# Given request:
Repeat the listing in full, exactly as it stands.
** Begin Data supplied **
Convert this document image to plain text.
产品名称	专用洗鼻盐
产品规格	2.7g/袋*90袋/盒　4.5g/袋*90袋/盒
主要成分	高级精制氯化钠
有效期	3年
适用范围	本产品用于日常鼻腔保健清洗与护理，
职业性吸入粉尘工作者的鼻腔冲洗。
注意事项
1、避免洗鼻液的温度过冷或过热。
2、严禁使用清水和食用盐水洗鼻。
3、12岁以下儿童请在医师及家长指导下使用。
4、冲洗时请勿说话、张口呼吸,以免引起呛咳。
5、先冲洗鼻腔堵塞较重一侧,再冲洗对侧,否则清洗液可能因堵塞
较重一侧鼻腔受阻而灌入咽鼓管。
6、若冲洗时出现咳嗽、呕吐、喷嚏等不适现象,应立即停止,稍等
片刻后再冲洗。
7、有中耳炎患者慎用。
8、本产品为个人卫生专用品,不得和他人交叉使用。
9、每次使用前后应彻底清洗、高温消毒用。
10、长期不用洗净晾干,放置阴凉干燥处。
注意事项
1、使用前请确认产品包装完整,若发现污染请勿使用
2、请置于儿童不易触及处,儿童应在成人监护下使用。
** End Data supplied **
# Answer to this task:
Convert this document image to plain text.
产品名称	专用洗鼻盐
产品规格	2.7g/袋*90袋/盒　4.5g/袋*90袋/盒
主要成分	高级精制氯化钠
有效期	3年
适用范围	本产品用于日常鼻腔保健清洗与护理，
职业性吸入粉尘工作者的鼻腔冲洗。
注意事项
1、避免洗鼻液的温度过冷或过热。
2、严禁使用清水和食用盐水洗鼻。
3、12岁以下儿童请在医师及家长指导下使用。
4、冲洗时请勿说话、张口呼吸,以免引起呛咳。
5、先冲洗鼻腔堵塞较重一侧,再冲洗对侧,否则清洗液可能因堵塞
较重一侧鼻腔受阻而灌入咽鼓管。
6、若冲洗时出现咳嗽、呕吐、喷嚏等不适现象,应立即停止,稍等
片刻后再冲洗。
7、有中耳炎患者慎用。
8、本产品为个人卫生专用品,不得和他人交叉使用。
9、每次使用前后应彻底清洗、高温消毒用。
10、长期不用洗净晾干,放置阴凉干燥处。
注意事项
1、使用前请确认产品包装完整,若发现污染请勿使用
2、请置于儿童不易触及处,儿童应在成人监护下使用。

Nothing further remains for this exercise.